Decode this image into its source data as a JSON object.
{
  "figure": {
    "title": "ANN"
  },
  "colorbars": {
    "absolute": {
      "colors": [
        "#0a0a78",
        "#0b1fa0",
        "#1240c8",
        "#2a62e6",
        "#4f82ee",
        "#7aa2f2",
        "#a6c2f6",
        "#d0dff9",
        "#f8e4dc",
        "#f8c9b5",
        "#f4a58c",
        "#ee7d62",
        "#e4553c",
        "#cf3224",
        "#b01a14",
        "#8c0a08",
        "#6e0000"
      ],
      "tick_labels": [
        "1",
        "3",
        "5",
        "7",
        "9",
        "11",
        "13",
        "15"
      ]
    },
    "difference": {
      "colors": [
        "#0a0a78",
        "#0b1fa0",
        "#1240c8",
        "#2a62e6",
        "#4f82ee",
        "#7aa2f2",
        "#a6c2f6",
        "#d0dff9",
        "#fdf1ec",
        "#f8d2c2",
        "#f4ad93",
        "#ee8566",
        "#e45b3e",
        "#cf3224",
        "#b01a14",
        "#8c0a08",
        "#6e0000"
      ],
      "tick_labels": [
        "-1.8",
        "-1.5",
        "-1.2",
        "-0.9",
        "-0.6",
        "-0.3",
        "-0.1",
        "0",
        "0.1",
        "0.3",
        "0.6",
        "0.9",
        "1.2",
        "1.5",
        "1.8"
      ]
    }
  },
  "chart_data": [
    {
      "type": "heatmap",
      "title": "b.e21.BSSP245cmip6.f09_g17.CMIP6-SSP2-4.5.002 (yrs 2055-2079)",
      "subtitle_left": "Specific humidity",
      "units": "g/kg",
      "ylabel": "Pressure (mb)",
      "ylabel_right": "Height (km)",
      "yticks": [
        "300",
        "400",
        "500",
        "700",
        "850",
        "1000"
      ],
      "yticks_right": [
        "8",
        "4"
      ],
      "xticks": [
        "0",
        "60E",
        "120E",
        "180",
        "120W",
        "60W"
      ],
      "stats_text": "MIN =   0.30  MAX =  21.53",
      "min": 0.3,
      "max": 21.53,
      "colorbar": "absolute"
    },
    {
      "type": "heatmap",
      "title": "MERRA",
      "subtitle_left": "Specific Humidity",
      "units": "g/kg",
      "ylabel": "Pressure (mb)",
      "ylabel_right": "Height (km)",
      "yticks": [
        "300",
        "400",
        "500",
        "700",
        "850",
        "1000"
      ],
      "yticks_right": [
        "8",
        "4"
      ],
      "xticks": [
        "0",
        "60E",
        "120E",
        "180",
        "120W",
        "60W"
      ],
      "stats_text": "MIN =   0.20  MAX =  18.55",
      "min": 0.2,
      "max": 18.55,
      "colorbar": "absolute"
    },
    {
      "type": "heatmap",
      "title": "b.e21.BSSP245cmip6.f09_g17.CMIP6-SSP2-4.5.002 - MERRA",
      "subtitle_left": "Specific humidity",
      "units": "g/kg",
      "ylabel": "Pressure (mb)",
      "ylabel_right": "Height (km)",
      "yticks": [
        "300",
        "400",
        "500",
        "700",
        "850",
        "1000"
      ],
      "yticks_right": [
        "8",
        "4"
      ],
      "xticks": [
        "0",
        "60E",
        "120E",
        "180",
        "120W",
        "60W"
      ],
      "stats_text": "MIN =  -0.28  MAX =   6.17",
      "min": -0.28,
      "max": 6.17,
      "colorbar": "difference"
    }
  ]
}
== == ==
**What to do**
Copy each entry exactly, with nothing added or dropped.

**Output of the task**
Decode this image into its source data as a JSON object.
{
  "figure": {
    "title": "ANN"
  },
  "colorbars": {
    "absolute": {
      "colors": [
        "#0a0a78",
        "#0b1fa0",
        "#1240c8",
        "#2a62e6",
        "#4f82ee",
        "#7aa2f2",
        "#a6c2f6",
        "#d0dff9",
        "#f8e4dc",
        "#f8c9b5",
        "#f4a58c",
        "#ee7d62",
        "#e4553c",
        "#cf3224",
        "#b01a14",
        "#8c0a08",
        "#6e0000"
      ],
      "tick_labels": [
        "1",
        "3",
        "5",
        "7",
        "9",
        "11",
        "13",
        "15"
      ]
    },
    "difference": {
      "colors": [
        "#0a0a78",
        "#0b1fa0",
        "#1240c8",
        "#2a62e6",
        "#4f82ee",
        "#7aa2f2",
        "#a6c2f6",
        "#d0dff9",
        "#fdf1ec",
        "#f8d2c2",
        "#f4ad93",
        "#ee8566",
        "#e45b3e",
        "#cf3224",
        "#b01a14",
        "#8c0a08",
        "#6e0000"
      ],
      "tick_labels": [
        "-1.8",
        "-1.5",
        "-1.2",
        "-0.9",
        "-0.6",
        "-0.3",
        "-0.1",
        "0",
        "0.1",
        "0.3",
        "0.6",
        "0.9",
        "1.2",
        "1.5",
        "1.8"
      ]
    }
  },
  "chart_data": [
    {
      "type": "heatmap",
      "title": "b.e21.BSSP245cmip6.f09_g17.CMIP6-SSP2-4.5.002 (yrs 2055-2079)",
      "subtitle_left": "Specific humidity",
      "units": "g/kg",
      "ylabel": "Pressure (mb)",
      "ylabel_right": "Height (km)",
      "yticks": [
        "300",
        "400",
        "500",
        "700",
        "850",
        "1000"
      ],
      "yticks_right": [
        "8",
        "4"
      ],
      "xticks": [
        "0",
        "60E",
        "120E",
        "180",
        "120W",
        "60W"
      ],
      "stats_text": "MIN =   0.30  MAX =  21.53",
      "min": 0.3,
      "max": 21.53,
      "colorbar": "absolute"
    },
    {
      "type": "heatmap",
      "title": "MERRA",
      "subtitle_left": "Specific Humidity",
      "units": "g/kg",
      "ylabel": "Pressure (mb)",
      "ylabel_right": "Height (km)",
      "yticks": [
        "300",
        "400",
        "500",
        "700",
        "850",
        "1000"
      ],
      "yticks_right": [
        "8",
        "4"
      ],
      "xticks": [
        "0",
        "60E",
        "120E",
        "180",
        "120W",
        "60W"
      ],
      "stats_text": "MIN =   0.20  MAX =  18.55",
      "min": 0.2,
      "max": 18.55,
      "colorbar": "absolute"
    },
    {
      "type": "heatmap",
      "title": "b.e21.BSSP245cmip6.f09_g17.CMIP6-SSP2-4.5.002 - MERRA",
      "subtitle_left": "Specific humidity",
      "units": "g/kg",
      "ylabel": "Pressure (mb)",
      "ylabel_right": "Height (km)",
      "yticks": [
        "300",
        "400",
        "500",
        "700",
        "850",
        "1000"
      ],
      "yticks_right": [
        "8",
        "4"
      ],
      "xticks": [
        "0",
        "60E",
        "120E",
        "180",
        "120W",
        "60W"
      ],
      "stats_text": "MIN =  -0.28  MAX =   6.17",
      "min": -0.28,
      "max": 6.17,
      "colorbar": "difference"
    }
  ]
}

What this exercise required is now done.